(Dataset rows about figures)
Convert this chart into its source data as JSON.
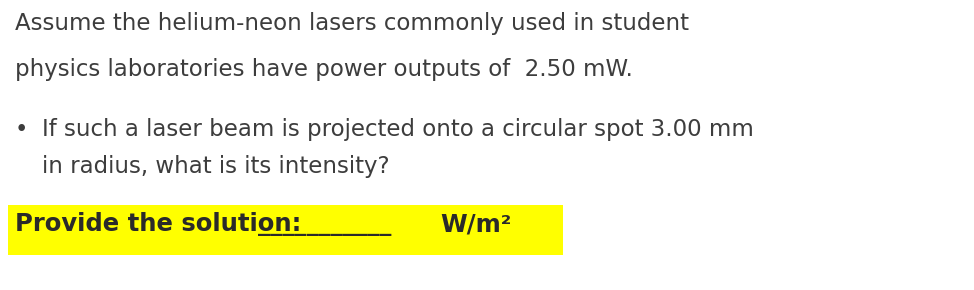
{
  "background_color": "#ffffff",
  "text_color": "#3d3d3d",
  "line1": "Assume the helium-neon lasers commonly used in student",
  "line2": "physics laboratories have power outputs of  2.50 mW.",
  "bullet_text_line1": "If such a laser beam is projected onto a circular spot 3.00 mm",
  "bullet_text_line2": "in radius, what is its intensity?",
  "solution_label": "Provide the solution:",
  "solution_units": "W/m²",
  "underline_text": "___________",
  "highlight_color": "#ffff00",
  "bold_color": "#2a2a2a",
  "main_fontsize": 16.5,
  "bullet_fontsize": 16.5,
  "solution_fontsize": 17.5,
  "fig_width": 9.74,
  "fig_height": 2.9,
  "dpi": 100
}
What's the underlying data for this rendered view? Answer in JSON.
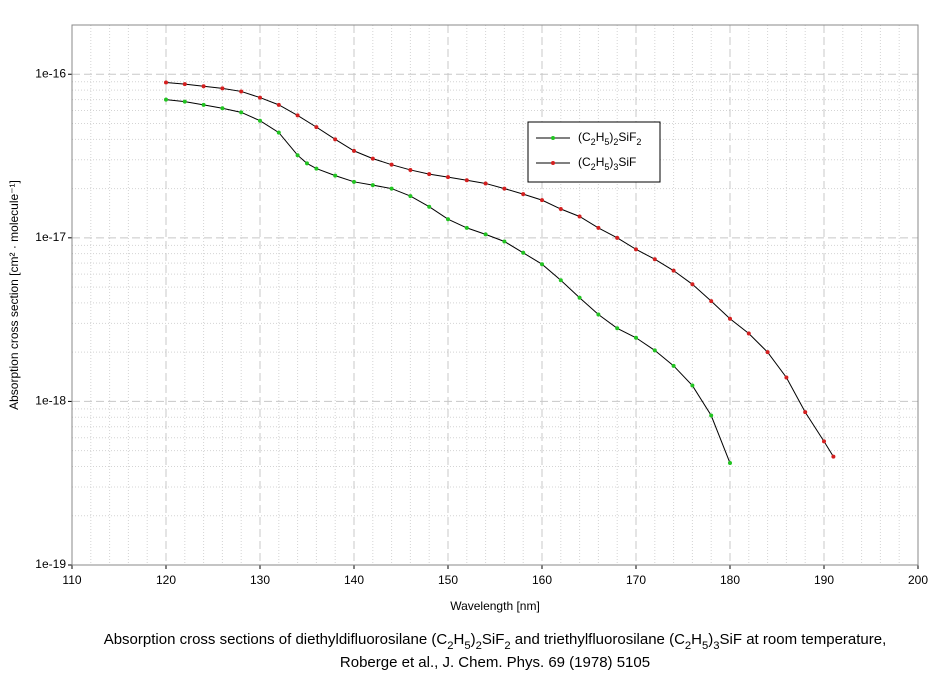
{
  "chart_data": {
    "type": "line",
    "x_label": "Wavelength [nm]",
    "y_label": "Absorption cross section [cm² · molecule⁻¹]",
    "caption_lines": [
      "Absorption cross sections of diethyldifluorosilane (C2H5)2SiF2 and triethylfluorosilane (C2H5)3SiF at room temperature,",
      "Roberge et al., J. Chem. Phys. 69 (1978) 5105"
    ],
    "xlim": [
      110,
      200
    ],
    "xticks": [
      110,
      120,
      130,
      140,
      150,
      160,
      170,
      180,
      190,
      200
    ],
    "ylim": [
      1e-19,
      2e-16
    ],
    "yticks": [
      1e-19,
      1e-18,
      1e-17,
      1e-16
    ],
    "y_scale": "log",
    "grid": true,
    "series": [
      {
        "name": "(C2H5)2SiF2",
        "color": "#22c422",
        "x": [
          120,
          122,
          124,
          126,
          128,
          130,
          132,
          134,
          135,
          136,
          138,
          140,
          142,
          144,
          146,
          148,
          150,
          152,
          154,
          156,
          158,
          160,
          162,
          164,
          166,
          168,
          170,
          172,
          174,
          176,
          178,
          180
        ],
        "values": [
          7e-17,
          6.8e-17,
          6.5e-17,
          6.2e-17,
          5.85e-17,
          5.2e-17,
          4.4e-17,
          3.2e-17,
          2.85e-17,
          2.65e-17,
          2.4e-17,
          2.2e-17,
          2.1e-17,
          2e-17,
          1.8e-17,
          1.55e-17,
          1.3e-17,
          1.15e-17,
          1.05e-17,
          9.5e-18,
          8.1e-18,
          6.9e-18,
          5.5e-18,
          4.3e-18,
          3.4e-18,
          2.8e-18,
          2.45e-18,
          2.05e-18,
          1.65e-18,
          1.25e-18,
          8.2e-19,
          4.2e-19
        ]
      },
      {
        "name": "(C2H5)3SiF",
        "color": "#d42020",
        "x": [
          120,
          122,
          124,
          126,
          128,
          130,
          132,
          134,
          136,
          138,
          140,
          142,
          144,
          146,
          148,
          150,
          152,
          154,
          156,
          158,
          160,
          162,
          164,
          166,
          168,
          170,
          172,
          174,
          176,
          178,
          180,
          182,
          184,
          186,
          188,
          190,
          191
        ],
        "values": [
          8.9e-17,
          8.7e-17,
          8.45e-17,
          8.2e-17,
          7.85e-17,
          7.2e-17,
          6.5e-17,
          5.6e-17,
          4.75e-17,
          4e-17,
          3.4e-17,
          3.05e-17,
          2.8e-17,
          2.6e-17,
          2.45e-17,
          2.35e-17,
          2.25e-17,
          2.15e-17,
          2e-17,
          1.85e-17,
          1.7e-17,
          1.5e-17,
          1.35e-17,
          1.15e-17,
          1e-17,
          8.5e-18,
          7.4e-18,
          6.3e-18,
          5.2e-18,
          4.1e-18,
          3.2e-18,
          2.6e-18,
          2e-18,
          1.4e-18,
          8.6e-19,
          5.7e-19,
          4.6e-19
        ]
      }
    ]
  }
}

§ AIM
Count the lines in the records above that contain the word "cross", and reply with only that number.

§ EXERCISE RESPONSE
2